[Records]
○ ○ ○ ○ ○ ○ ○

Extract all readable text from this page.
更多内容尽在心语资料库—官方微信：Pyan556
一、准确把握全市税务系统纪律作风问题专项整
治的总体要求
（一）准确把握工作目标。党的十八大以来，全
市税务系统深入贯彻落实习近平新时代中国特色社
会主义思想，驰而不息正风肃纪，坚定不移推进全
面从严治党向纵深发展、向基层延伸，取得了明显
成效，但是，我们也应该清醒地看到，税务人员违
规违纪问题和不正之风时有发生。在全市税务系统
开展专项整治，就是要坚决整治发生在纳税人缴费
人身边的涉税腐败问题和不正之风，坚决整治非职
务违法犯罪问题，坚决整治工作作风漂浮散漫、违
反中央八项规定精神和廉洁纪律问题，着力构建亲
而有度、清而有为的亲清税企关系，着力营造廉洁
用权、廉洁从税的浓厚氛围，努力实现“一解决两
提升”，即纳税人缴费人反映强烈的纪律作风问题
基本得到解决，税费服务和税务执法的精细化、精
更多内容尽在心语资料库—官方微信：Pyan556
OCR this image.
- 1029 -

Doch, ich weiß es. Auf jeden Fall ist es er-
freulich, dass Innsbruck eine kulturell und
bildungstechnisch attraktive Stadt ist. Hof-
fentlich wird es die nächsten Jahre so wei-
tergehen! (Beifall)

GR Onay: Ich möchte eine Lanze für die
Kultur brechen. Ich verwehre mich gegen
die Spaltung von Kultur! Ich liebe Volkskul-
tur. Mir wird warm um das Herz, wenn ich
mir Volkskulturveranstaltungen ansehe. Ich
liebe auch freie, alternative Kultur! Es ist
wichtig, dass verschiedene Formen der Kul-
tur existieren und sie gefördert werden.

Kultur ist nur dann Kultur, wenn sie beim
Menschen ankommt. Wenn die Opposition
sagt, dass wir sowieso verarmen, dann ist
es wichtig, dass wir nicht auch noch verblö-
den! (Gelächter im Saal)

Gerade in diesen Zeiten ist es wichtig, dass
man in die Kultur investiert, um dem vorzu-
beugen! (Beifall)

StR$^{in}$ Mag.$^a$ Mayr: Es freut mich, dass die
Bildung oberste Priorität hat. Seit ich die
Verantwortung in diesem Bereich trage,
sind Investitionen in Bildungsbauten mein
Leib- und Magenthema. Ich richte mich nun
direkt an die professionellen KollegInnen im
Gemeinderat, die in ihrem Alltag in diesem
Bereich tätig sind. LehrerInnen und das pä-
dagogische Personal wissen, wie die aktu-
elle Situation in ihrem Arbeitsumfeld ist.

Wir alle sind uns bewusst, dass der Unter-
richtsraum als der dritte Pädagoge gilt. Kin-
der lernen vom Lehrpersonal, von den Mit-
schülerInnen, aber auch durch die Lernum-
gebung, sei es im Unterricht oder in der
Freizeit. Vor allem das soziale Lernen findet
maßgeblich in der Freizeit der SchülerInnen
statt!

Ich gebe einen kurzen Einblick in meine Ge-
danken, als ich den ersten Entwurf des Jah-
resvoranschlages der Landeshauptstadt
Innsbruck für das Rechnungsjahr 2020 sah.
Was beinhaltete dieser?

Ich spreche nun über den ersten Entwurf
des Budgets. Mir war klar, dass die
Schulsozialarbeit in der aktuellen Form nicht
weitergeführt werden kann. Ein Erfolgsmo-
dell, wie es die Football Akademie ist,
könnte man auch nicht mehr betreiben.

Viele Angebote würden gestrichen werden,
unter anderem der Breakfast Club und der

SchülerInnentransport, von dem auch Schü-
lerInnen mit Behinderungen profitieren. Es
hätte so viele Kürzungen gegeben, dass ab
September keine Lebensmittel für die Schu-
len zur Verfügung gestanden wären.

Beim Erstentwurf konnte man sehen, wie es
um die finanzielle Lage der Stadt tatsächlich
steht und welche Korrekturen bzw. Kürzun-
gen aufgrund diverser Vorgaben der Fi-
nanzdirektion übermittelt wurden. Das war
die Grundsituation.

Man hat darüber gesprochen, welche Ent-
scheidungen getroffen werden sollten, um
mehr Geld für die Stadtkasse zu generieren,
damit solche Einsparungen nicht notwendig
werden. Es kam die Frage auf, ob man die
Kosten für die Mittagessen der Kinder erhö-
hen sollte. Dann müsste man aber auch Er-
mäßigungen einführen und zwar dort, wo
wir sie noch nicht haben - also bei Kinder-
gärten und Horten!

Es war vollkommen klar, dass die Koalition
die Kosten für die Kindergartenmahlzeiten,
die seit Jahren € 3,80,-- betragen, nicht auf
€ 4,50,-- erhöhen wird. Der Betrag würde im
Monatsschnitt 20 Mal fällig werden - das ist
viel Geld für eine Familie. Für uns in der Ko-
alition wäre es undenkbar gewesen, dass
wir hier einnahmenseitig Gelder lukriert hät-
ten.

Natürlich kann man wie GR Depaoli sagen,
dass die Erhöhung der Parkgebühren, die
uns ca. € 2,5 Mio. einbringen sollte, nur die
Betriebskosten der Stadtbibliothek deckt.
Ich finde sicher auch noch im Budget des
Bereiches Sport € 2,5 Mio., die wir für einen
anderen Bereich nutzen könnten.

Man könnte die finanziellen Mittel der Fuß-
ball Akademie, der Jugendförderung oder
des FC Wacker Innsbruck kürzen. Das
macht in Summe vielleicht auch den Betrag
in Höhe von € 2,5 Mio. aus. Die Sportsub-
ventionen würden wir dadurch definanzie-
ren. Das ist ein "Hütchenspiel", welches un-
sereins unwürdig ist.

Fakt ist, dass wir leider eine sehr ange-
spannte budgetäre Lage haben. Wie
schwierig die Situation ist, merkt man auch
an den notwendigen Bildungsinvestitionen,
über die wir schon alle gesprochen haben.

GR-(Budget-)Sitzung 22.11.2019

○ ○ ○ ○ ○ ○ ○

EXERCISE AIM — Write out the whole listing exactly.

FULL ANSWER —
Extract all readable text from this page.
更多内容尽在心语资料库—官方微信：Pyan556
一、准确把握全市税务系统纪律作风问题专项整
治的总体要求
（一）准确把握工作目标。党的十八大以来，全
市税务系统深入贯彻落实习近平新时代中国特色社
会主义思想，驰而不息正风肃纪，坚定不移推进全
面从严治党向纵深发展、向基层延伸，取得了明显
成效，但是，我们也应该清醒地看到，税务人员违
规违纪问题和不正之风时有发生。在全市税务系统
开展专项整治，就是要坚决整治发生在纳税人缴费
人身边的涉税腐败问题和不正之风，坚决整治非职
务违法犯罪问题，坚决整治工作作风漂浮散漫、违
反中央八项规定精神和廉洁纪律问题，着力构建亲
而有度、清而有为的亲清税企关系，着力营造廉洁
用权、廉洁从税的浓厚氛围，努力实现“一解决两
提升”，即纳税人缴费人反映强烈的纪律作风问题
基本得到解决，税费服务和税务执法的精细化、精
更多内容尽在心语资料库—官方微信：Pyan556
OCR this image.
- 1029 -

Doch, ich weiß es. Auf jeden Fall ist es er-
freulich, dass Innsbruck eine kulturell und
bildungstechnisch attraktive Stadt ist. Hof-
fentlich wird es die nächsten Jahre so wei-
tergehen! (Beifall)

GR Onay: Ich möchte eine Lanze für die
Kultur brechen. Ich verwehre mich gegen
die Spaltung von Kultur! Ich liebe Volkskul-
tur. Mir wird warm um das Herz, wenn ich
mir Volkskulturveranstaltungen ansehe. Ich
liebe auch freie, alternative Kultur! Es ist
wichtig, dass verschiedene Formen der Kul-
tur existieren und sie gefördert werden.

Kultur ist nur dann Kultur, wenn sie beim
Menschen ankommt. Wenn die Opposition
sagt, dass wir sowieso verarmen, dann ist
es wichtig, dass wir nicht auch noch verblö-
den! (Gelächter im Saal)

Gerade in diesen Zeiten ist es wichtig, dass
man in die Kultur investiert, um dem vorzu-
beugen! (Beifall)

StR$^{in}$ Mag.$^a$ Mayr: Es freut mich, dass die
Bildung oberste Priorität hat. Seit ich die
Verantwortung in diesem Bereich trage,
sind Investitionen in Bildungsbauten mein
Leib- und Magenthema. Ich richte mich nun
direkt an die professionellen KollegInnen im
Gemeinderat, die in ihrem Alltag in diesem
Bereich tätig sind. LehrerInnen und das pä-
dagogische Personal wissen, wie die aktu-
elle Situation in ihrem Arbeitsumfeld ist.

Wir alle sind uns bewusst, dass der Unter-
richtsraum als der dritte Pädagoge gilt. Kin-
der lernen vom Lehrpersonal, von den Mit-
schülerInnen, aber auch durch die Lernum-
gebung, sei es im Unterricht oder in der
Freizeit. Vor allem das soziale Lernen findet
maßgeblich in der Freizeit der SchülerInnen
statt!

Ich gebe einen kurzen Einblick in meine Ge-
danken, als ich den ersten Entwurf des Jah-
resvoranschlages der Landeshauptstadt
Innsbruck für das Rechnungsjahr 2020 sah.
Was beinhaltete dieser?

Ich spreche nun über den ersten Entwurf
des Budgets. Mir war klar, dass die
Schulsozialarbeit in der aktuellen Form nicht
weitergeführt werden kann. Ein Erfolgsmo-
dell, wie es die Football Akademie ist,
könnte man auch nicht mehr betreiben.

Viele Angebote würden gestrichen werden,
unter anderem der Breakfast Club und der

SchülerInnentransport, von dem auch Schü-
lerInnen mit Behinderungen profitieren. Es
hätte so viele Kürzungen gegeben, dass ab
September keine Lebensmittel für die Schu-
len zur Verfügung gestanden wären.

Beim Erstentwurf konnte man sehen, wie es
um die finanzielle Lage der Stadt tatsächlich
steht und welche Korrekturen bzw. Kürzun-
gen aufgrund diverser Vorgaben der Fi-
nanzdirektion übermittelt wurden. Das war
die Grundsituation.

Man hat darüber gesprochen, welche Ent-
scheidungen getroffen werden sollten, um
mehr Geld für die Stadtkasse zu generieren,
damit solche Einsparungen nicht notwendig
werden. Es kam die Frage auf, ob man die
Kosten für die Mittagessen der Kinder erhö-
hen sollte. Dann müsste man aber auch Er-
mäßigungen einführen und zwar dort, wo
wir sie noch nicht haben - also bei Kinder-
gärten und Horten!

Es war vollkommen klar, dass die Koalition
die Kosten für die Kindergartenmahlzeiten,
die seit Jahren € 3,80,-- betragen, nicht auf
€ 4,50,-- erhöhen wird. Der Betrag würde im
Monatsschnitt 20 Mal fällig werden - das ist
viel Geld für eine Familie. Für uns in der Ko-
alition wäre es undenkbar gewesen, dass
wir hier einnahmenseitig Gelder lukriert hät-
ten.

Natürlich kann man wie GR Depaoli sagen,
dass die Erhöhung der Parkgebühren, die
uns ca. € 2,5 Mio. einbringen sollte, nur die
Betriebskosten der Stadtbibliothek deckt.
Ich finde sicher auch noch im Budget des
Bereiches Sport € 2,5 Mio., die wir für einen
anderen Bereich nutzen könnten.

Man könnte die finanziellen Mittel der Fuß-
ball Akademie, der Jugendförderung oder
des FC Wacker Innsbruck kürzen. Das
macht in Summe vielleicht auch den Betrag
in Höhe von € 2,5 Mio. aus. Die Sportsub-
ventionen würden wir dadurch definanzie-
ren. Das ist ein "Hütchenspiel", welches un-
sereins unwürdig ist.

Fakt ist, dass wir leider eine sehr ange-
spannte budgetäre Lage haben. Wie
schwierig die Situation ist, merkt man auch
an den notwendigen Bildungsinvestitionen,
über die wir schon alle gesprochen haben.

GR-(Budget-)Sitzung 22.11.2019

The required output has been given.